= Prompt =
Where a line in the listing below contains the word "nourishing", copy that line.
——
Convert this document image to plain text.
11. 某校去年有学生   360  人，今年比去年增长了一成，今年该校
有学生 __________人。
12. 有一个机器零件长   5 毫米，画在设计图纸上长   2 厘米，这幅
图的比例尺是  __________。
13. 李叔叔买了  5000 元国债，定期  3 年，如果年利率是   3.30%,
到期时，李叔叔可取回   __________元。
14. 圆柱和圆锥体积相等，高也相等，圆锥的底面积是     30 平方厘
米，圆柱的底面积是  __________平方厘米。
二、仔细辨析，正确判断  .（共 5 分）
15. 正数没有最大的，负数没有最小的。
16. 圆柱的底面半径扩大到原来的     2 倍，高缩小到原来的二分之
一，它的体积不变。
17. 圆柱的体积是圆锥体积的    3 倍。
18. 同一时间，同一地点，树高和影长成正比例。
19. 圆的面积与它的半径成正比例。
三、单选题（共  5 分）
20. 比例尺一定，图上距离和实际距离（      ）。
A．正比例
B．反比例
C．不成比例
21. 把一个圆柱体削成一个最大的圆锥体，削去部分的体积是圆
——
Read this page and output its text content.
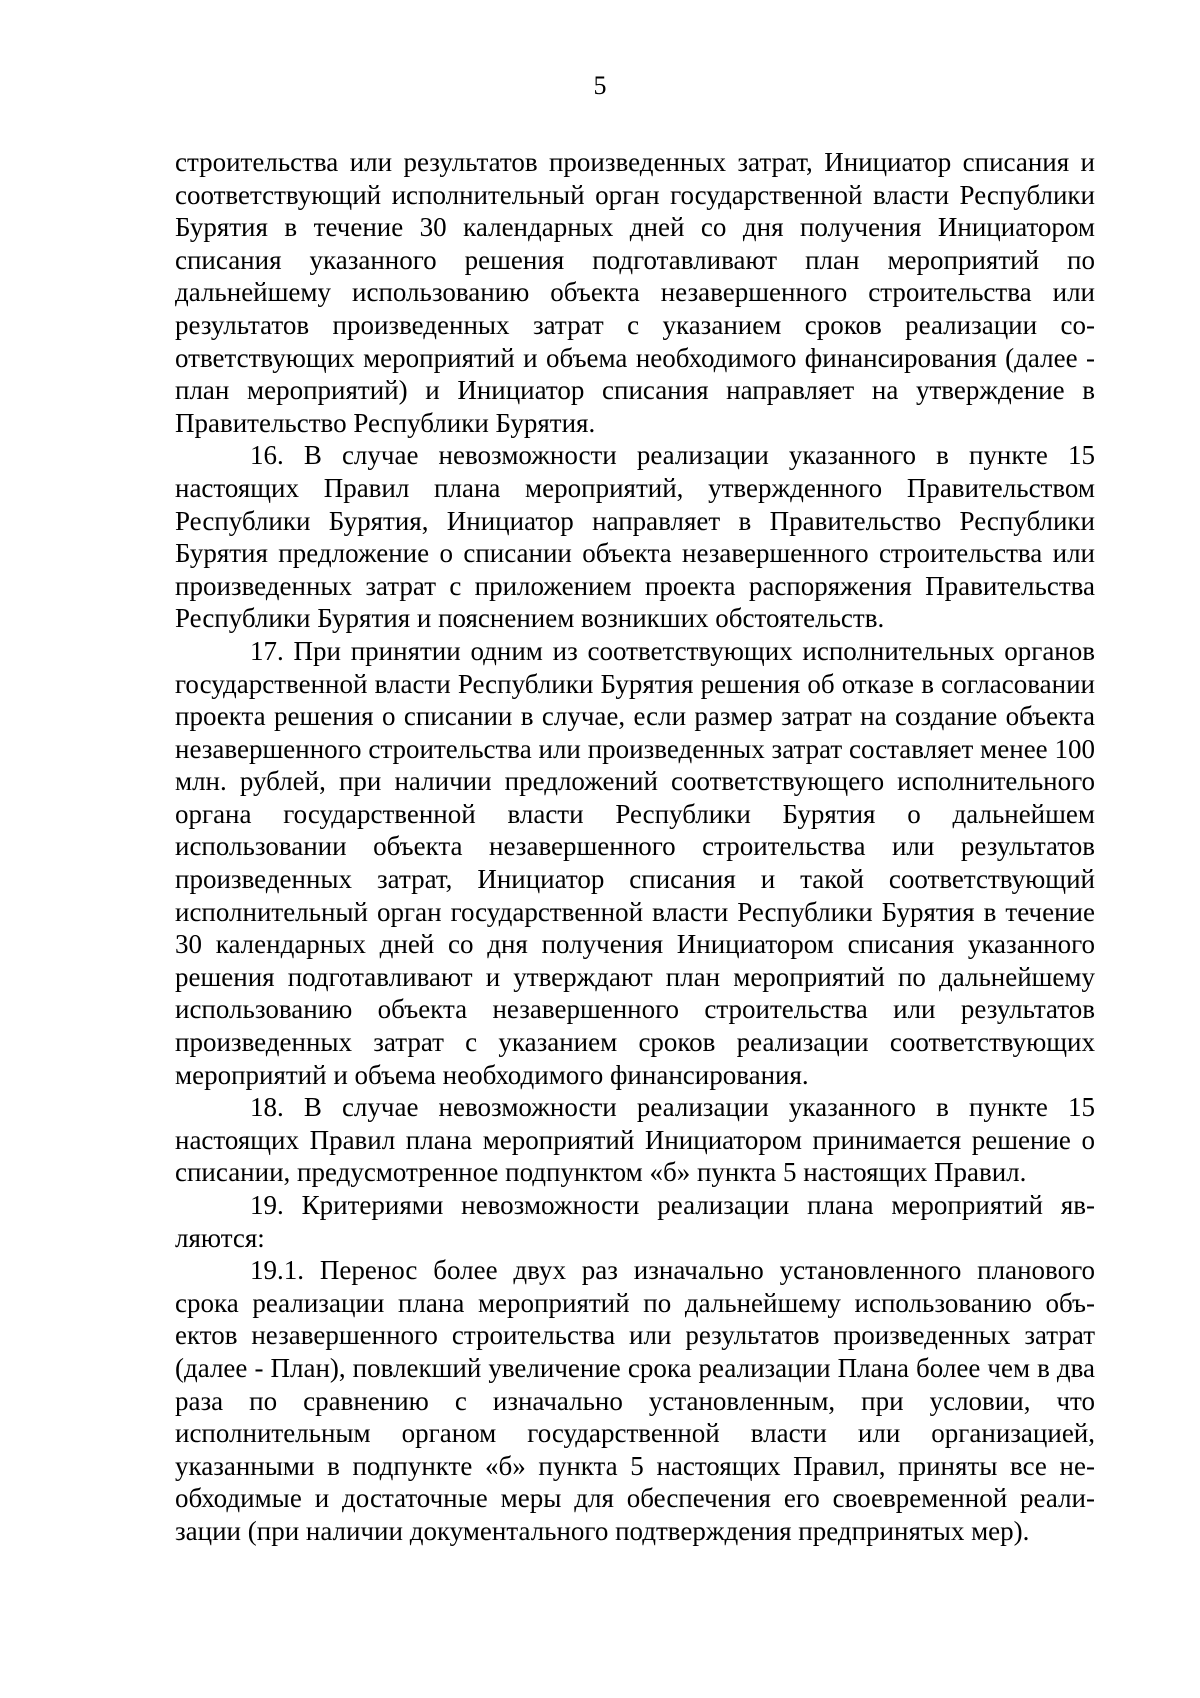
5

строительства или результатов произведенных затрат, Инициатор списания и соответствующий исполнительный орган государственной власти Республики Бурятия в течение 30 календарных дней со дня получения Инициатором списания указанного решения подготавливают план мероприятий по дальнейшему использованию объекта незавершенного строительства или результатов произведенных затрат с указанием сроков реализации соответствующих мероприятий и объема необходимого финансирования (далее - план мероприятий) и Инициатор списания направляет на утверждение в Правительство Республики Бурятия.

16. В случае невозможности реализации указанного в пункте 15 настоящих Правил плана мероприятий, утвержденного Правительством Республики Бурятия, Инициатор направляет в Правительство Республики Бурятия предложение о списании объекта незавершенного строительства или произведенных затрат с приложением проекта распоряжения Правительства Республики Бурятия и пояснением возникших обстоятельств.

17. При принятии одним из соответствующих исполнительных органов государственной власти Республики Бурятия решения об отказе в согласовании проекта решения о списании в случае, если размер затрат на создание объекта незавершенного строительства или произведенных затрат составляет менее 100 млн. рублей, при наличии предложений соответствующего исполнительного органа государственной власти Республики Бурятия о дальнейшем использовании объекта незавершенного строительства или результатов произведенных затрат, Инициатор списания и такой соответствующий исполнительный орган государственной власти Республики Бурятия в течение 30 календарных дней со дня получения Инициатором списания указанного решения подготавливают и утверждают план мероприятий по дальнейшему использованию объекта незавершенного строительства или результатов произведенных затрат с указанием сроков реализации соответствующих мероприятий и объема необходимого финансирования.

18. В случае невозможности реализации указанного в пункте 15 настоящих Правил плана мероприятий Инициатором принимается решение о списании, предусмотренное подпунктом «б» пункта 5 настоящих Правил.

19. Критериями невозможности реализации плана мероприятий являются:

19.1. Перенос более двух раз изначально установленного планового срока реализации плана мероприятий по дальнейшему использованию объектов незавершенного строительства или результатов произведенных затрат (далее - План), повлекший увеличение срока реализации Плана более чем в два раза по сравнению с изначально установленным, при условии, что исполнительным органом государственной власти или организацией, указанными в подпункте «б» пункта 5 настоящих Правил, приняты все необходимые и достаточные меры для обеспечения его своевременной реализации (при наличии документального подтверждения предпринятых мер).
——
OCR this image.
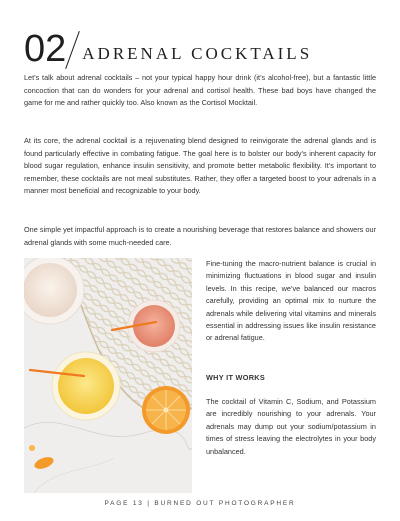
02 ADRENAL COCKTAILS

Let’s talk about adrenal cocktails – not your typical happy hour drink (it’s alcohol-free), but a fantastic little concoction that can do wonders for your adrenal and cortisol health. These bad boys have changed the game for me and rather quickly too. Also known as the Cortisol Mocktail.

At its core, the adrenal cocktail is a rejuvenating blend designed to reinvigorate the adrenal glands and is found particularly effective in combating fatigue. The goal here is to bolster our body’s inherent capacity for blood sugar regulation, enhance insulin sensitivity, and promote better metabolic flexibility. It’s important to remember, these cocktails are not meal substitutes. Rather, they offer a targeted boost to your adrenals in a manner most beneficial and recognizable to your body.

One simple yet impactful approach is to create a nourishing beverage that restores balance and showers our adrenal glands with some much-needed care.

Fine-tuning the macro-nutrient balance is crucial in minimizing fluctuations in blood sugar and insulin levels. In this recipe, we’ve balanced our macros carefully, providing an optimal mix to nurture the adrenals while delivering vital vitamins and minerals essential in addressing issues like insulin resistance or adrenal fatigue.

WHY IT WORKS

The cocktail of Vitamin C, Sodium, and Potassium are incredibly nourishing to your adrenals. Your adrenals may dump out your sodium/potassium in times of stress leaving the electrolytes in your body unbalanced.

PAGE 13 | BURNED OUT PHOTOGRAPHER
——
= Response =
One simple yet impactful approach is to create a nourishing beverage that restores balance and showers our adrenal glands with some much-needed care.
The cocktail of Vitamin C, Sodium, and Potassium are incredibly nourishing to your adrenals. Your adrenals may dump out your sodium/potassium in times of stress leaving the electrolytes in your body unbalanced.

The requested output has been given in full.